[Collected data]
◆ ◆ ◆ ◆ ◆ ◆ ◆
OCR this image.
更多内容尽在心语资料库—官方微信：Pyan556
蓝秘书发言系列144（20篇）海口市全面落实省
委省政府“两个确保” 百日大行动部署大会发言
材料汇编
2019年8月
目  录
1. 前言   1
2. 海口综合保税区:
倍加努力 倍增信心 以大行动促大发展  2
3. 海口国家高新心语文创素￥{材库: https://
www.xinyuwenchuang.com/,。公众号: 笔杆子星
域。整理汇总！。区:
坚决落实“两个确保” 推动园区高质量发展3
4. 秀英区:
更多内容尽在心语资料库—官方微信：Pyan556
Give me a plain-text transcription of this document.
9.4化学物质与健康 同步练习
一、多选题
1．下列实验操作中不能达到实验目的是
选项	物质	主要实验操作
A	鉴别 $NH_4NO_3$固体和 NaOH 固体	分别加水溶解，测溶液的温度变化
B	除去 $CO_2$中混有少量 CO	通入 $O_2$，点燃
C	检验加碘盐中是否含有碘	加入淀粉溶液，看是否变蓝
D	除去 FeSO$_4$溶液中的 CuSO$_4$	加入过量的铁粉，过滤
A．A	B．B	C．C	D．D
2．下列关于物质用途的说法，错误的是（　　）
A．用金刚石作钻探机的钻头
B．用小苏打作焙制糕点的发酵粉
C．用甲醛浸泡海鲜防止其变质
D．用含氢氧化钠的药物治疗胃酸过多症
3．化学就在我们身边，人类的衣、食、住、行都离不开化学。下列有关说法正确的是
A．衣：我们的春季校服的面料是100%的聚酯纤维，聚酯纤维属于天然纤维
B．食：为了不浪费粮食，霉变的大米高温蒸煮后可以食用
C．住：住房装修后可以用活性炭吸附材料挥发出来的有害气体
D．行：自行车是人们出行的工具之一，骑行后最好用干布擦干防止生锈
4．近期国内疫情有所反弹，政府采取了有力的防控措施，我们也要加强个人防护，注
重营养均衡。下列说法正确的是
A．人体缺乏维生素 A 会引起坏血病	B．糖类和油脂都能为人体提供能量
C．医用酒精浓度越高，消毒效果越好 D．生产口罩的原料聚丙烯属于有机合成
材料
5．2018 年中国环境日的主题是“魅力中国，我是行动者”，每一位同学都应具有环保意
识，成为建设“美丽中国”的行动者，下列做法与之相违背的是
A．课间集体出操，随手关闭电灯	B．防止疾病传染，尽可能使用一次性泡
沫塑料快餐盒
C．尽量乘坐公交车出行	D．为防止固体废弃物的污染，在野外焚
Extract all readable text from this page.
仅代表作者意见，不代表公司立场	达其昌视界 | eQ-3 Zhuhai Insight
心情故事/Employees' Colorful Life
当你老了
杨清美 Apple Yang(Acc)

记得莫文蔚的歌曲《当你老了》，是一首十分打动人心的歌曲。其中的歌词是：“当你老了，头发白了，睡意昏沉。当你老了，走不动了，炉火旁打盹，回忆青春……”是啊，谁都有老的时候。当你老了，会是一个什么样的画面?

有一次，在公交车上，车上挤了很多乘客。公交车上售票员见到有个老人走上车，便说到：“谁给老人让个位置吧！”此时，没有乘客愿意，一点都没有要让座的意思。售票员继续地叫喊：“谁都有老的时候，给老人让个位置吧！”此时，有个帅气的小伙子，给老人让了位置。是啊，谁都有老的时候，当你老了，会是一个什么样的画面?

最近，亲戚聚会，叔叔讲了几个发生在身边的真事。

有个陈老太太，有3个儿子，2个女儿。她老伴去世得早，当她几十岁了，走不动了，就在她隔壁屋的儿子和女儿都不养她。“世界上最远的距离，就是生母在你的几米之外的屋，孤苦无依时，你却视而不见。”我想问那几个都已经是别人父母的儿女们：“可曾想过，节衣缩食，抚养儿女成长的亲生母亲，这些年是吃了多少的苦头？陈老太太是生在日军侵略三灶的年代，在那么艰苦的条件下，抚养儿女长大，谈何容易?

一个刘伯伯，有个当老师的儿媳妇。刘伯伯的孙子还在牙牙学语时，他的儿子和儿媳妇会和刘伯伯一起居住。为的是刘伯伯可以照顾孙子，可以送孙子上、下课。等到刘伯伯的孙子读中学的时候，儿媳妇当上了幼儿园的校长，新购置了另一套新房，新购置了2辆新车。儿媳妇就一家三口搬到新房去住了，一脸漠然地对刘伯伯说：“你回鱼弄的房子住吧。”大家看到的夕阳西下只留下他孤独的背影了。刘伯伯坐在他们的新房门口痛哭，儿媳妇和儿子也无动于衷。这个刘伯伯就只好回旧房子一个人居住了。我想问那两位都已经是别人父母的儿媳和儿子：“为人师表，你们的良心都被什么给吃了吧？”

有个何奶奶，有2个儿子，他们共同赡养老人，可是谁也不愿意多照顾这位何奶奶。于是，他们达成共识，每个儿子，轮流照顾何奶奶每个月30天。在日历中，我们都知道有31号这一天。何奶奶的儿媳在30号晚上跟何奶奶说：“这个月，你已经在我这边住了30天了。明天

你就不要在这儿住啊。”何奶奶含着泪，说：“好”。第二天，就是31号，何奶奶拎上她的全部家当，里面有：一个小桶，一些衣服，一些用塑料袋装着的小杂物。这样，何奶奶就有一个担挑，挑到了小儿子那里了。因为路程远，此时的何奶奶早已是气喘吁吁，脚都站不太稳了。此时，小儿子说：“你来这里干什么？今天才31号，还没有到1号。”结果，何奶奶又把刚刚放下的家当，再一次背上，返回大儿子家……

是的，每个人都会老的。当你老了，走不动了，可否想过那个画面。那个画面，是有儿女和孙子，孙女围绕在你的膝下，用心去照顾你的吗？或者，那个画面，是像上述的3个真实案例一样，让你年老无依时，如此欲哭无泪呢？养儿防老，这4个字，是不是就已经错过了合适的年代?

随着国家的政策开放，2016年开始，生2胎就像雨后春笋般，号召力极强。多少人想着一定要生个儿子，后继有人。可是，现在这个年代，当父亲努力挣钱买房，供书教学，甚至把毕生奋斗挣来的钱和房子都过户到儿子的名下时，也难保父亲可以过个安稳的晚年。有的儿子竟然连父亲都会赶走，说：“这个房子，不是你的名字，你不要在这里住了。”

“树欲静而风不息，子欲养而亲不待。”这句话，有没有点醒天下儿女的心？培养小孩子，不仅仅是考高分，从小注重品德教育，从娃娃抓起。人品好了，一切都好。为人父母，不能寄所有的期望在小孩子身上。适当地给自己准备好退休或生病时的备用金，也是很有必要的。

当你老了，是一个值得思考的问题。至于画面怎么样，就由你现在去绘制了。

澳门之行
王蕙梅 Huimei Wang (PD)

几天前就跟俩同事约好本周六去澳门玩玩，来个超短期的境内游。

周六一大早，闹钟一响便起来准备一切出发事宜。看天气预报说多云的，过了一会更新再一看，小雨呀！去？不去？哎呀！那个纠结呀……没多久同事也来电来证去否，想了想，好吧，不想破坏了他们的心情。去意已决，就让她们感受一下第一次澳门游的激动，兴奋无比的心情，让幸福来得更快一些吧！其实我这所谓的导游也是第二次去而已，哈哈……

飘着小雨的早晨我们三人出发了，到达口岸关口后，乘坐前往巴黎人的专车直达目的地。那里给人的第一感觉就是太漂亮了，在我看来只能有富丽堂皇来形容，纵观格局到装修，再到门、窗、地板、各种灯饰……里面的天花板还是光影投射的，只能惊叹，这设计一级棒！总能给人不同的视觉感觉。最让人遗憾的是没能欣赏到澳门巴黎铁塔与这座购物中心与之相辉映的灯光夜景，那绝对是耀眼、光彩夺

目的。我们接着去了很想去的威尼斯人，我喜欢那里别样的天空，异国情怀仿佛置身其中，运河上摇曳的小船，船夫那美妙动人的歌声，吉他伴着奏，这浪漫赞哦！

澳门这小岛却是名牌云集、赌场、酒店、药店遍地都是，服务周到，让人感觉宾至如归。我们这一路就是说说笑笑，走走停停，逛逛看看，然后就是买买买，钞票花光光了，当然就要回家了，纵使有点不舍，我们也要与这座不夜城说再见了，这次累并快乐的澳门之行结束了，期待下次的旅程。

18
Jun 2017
◆ ◆ ◆ ◆ ◆ ◆ ◆
• _SET EXERCISE_
Copy every line of the material in which the word "this" occurs.

• _REPLY_
OCR this image.
Give me a plain-text transcription of this document.
Extract all readable text from this page.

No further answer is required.